THE PROBLEM
Go through the records below line by line, counting those that contain the word "radii"; answer with the count only.

AVAILABLE DATA
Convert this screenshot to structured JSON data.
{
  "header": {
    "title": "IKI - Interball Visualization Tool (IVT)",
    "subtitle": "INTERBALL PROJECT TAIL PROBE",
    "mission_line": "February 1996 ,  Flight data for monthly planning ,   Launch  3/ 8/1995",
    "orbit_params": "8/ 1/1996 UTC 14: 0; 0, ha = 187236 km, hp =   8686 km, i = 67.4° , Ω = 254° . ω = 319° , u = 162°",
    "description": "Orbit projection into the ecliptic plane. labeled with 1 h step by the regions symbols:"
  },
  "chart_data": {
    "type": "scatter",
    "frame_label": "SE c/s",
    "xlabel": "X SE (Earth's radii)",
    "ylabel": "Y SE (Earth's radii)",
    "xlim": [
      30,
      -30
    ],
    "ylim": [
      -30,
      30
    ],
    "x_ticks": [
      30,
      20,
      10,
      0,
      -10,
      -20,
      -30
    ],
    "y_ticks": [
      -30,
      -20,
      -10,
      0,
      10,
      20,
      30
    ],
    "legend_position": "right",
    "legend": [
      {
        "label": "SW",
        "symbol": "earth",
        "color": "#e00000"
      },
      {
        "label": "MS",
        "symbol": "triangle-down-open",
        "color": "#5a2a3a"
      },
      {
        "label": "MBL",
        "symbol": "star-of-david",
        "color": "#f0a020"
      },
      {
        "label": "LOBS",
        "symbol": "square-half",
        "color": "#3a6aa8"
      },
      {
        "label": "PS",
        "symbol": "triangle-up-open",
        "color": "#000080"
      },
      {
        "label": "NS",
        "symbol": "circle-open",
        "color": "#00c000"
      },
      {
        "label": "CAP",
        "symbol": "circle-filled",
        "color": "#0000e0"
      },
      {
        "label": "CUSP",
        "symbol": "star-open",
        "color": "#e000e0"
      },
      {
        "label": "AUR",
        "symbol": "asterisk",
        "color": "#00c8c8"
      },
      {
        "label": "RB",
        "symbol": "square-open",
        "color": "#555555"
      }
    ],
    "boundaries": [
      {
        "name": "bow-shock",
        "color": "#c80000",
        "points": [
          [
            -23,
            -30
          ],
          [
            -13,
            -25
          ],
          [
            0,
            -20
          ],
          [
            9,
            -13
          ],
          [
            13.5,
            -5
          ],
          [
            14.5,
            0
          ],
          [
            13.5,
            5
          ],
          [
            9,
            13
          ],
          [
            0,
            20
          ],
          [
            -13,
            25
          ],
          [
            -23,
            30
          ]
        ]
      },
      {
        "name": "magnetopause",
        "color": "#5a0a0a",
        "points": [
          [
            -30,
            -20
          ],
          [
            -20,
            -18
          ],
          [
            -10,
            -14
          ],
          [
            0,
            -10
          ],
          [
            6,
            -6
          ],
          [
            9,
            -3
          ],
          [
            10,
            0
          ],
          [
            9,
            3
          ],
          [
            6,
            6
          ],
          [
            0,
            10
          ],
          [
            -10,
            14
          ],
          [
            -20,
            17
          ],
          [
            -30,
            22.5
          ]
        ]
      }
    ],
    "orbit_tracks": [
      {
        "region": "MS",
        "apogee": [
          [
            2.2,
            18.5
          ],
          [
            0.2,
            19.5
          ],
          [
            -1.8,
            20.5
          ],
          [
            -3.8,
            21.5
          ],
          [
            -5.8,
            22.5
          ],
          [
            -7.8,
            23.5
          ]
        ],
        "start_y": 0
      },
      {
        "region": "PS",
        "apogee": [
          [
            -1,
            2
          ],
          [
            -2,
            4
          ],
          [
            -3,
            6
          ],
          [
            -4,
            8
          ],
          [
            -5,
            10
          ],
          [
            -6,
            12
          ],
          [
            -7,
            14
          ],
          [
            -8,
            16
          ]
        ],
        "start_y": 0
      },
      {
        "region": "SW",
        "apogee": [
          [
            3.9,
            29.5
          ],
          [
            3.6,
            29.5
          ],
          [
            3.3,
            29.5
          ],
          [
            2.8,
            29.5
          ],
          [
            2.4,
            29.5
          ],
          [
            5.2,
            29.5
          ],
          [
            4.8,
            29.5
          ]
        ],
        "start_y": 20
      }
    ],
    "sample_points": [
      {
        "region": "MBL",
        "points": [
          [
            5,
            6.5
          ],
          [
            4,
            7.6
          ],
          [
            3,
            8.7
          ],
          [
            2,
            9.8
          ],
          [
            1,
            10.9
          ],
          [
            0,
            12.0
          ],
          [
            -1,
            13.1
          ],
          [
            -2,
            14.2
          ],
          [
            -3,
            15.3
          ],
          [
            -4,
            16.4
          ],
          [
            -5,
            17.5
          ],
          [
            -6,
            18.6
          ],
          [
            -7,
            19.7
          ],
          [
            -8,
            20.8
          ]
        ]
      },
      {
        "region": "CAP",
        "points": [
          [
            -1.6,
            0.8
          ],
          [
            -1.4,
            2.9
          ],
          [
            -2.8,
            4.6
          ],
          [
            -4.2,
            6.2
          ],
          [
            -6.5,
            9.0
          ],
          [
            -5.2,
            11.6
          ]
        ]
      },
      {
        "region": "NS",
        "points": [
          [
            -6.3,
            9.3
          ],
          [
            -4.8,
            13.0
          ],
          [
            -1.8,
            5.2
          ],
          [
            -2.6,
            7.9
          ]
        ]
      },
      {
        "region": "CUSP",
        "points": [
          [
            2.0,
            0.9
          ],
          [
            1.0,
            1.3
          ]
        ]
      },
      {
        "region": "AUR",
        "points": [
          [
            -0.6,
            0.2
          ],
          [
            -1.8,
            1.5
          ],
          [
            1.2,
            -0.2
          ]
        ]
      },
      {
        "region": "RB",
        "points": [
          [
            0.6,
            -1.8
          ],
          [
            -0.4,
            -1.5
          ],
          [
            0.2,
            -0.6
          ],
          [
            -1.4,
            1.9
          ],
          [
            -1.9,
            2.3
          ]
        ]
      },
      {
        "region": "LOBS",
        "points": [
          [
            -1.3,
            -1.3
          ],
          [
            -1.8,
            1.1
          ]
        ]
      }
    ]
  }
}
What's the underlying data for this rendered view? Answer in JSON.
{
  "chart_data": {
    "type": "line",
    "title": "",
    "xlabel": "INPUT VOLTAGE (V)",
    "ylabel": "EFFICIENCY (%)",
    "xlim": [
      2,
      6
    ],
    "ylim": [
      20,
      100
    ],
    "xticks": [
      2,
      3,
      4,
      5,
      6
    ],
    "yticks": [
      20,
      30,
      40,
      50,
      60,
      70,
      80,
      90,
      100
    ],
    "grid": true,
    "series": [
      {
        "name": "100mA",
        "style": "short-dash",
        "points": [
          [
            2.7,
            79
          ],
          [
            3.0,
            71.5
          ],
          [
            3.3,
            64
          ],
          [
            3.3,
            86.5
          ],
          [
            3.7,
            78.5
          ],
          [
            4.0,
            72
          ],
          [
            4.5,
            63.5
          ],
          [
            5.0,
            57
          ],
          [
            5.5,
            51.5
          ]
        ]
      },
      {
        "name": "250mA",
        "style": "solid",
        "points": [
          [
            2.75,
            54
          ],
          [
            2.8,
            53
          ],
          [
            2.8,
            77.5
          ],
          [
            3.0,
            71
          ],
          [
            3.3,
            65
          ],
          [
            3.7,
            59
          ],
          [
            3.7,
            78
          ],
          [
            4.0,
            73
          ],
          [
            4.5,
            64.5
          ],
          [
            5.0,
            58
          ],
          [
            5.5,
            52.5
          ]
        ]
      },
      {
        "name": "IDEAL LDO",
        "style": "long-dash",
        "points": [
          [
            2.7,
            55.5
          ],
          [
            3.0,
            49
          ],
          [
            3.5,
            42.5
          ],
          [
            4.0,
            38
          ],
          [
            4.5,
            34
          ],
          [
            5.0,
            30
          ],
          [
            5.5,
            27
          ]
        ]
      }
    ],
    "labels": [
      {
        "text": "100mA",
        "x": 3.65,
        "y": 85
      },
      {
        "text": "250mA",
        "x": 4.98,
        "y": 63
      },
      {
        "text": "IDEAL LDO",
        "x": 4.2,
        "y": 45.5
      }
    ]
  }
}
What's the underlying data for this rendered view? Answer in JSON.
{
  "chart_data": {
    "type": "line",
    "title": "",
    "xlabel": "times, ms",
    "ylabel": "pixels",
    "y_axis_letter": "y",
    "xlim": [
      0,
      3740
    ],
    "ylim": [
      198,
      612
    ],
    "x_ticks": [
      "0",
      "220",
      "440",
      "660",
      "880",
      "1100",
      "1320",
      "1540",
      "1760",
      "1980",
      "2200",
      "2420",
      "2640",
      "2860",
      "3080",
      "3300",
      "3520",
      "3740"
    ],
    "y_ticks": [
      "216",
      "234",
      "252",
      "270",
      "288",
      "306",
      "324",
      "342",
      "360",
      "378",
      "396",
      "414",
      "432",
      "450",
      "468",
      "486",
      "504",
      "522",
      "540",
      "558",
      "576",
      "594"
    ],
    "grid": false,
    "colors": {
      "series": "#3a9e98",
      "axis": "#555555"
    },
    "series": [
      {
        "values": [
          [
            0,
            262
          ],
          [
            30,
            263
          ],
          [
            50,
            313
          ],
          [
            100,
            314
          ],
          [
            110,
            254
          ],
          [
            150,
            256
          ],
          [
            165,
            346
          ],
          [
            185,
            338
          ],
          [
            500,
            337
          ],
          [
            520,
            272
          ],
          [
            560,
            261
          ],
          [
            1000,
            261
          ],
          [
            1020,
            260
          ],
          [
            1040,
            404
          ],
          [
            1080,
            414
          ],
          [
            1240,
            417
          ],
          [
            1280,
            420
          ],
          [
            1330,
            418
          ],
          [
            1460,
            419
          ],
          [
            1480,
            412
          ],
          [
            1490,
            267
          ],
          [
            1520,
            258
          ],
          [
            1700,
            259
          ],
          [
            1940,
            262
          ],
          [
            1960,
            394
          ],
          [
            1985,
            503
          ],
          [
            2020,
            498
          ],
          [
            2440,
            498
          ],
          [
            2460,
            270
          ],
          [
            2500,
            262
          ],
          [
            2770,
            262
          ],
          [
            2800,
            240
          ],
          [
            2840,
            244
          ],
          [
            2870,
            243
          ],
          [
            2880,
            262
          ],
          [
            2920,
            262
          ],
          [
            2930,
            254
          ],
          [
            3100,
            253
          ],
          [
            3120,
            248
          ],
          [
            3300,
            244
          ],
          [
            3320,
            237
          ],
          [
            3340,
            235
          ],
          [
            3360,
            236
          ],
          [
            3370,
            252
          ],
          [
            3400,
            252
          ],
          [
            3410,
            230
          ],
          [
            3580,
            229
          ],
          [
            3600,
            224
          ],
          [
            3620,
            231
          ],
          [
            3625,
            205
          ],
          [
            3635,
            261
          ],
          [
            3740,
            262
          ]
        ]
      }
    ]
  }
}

THE REPLY
2